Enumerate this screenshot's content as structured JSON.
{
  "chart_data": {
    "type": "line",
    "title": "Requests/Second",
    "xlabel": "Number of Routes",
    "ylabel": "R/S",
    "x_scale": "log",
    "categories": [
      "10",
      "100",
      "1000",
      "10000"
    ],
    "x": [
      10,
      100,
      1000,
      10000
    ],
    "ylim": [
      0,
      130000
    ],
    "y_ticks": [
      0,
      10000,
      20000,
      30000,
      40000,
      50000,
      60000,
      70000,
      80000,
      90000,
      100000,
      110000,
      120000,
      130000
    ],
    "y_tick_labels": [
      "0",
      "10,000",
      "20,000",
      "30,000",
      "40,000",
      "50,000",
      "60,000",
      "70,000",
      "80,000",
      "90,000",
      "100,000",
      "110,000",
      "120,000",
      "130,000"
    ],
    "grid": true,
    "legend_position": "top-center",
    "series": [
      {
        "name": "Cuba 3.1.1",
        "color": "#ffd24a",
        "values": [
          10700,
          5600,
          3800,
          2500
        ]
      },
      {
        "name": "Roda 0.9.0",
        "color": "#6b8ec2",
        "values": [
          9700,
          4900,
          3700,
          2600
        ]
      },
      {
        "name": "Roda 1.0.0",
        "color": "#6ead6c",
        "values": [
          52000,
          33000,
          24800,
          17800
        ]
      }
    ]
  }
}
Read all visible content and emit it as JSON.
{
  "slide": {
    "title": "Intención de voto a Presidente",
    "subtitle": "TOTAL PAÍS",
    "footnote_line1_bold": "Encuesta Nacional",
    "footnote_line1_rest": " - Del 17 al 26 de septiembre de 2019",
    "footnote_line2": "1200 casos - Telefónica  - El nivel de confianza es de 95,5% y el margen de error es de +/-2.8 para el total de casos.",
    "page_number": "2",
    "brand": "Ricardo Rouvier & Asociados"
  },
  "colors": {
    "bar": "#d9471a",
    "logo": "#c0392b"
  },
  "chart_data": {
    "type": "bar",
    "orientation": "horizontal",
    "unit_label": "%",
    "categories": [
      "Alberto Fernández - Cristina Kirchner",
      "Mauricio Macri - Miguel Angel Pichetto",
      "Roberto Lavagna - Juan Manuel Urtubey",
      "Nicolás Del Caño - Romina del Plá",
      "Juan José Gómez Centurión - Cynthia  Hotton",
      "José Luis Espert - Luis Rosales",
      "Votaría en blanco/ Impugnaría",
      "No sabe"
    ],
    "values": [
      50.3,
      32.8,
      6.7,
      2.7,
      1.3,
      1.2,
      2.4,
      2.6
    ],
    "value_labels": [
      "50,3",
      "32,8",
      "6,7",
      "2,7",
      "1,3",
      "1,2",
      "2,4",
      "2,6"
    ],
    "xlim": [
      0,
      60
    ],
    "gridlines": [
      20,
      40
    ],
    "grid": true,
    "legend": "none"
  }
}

+--

* **YOUR INSTRUCTIONS**: Search the data for "content" and list every line in which it occurs.

* **FINISHED ANSWER**:
Enumerate this screenshot's content as structured JSON.
Read all visible content and emit it as JSON.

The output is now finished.